• DIRECTIONS: List each line of the data that holds the string "التكوين".

• RECORD SET:
— BEGIN —
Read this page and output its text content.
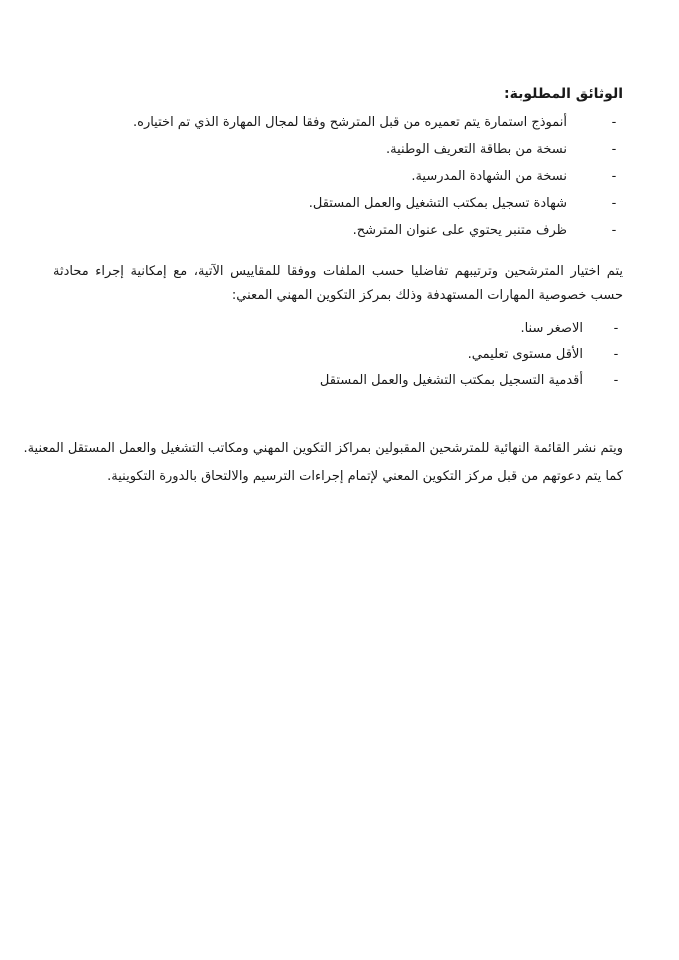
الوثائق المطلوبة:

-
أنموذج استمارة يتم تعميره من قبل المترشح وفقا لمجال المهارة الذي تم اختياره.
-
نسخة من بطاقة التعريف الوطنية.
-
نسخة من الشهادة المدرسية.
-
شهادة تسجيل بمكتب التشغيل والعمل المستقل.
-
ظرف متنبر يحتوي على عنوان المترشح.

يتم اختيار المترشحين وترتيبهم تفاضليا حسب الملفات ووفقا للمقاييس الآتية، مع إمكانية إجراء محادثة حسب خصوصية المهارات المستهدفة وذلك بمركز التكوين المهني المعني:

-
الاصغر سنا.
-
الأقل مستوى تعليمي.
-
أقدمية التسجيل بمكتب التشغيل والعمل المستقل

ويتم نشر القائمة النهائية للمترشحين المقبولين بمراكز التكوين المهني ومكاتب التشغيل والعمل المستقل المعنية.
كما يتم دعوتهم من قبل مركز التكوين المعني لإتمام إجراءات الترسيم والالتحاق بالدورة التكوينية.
— END —
• SOLUTION FOR THIS TASK:
يتم اختيار المترشحين وترتيبهم تفاضليا حسب الملفات ووفقا للمقاييس الآتية، مع إمكانية إجراء محادثة حسب خصوصية المهارات المستهدفة وذلك بمركز التكوين المهني المعني:
ويتم نشر القائمة النهائية للمترشحين المقبولين بمراكز التكوين المهني ومكاتب التشغيل والعمل المستقل المعنية.
كما يتم دعوتهم من قبل مركز التكوين المعني لإتمام إجراءات الترسيم والالتحاق بالدورة التكوينية.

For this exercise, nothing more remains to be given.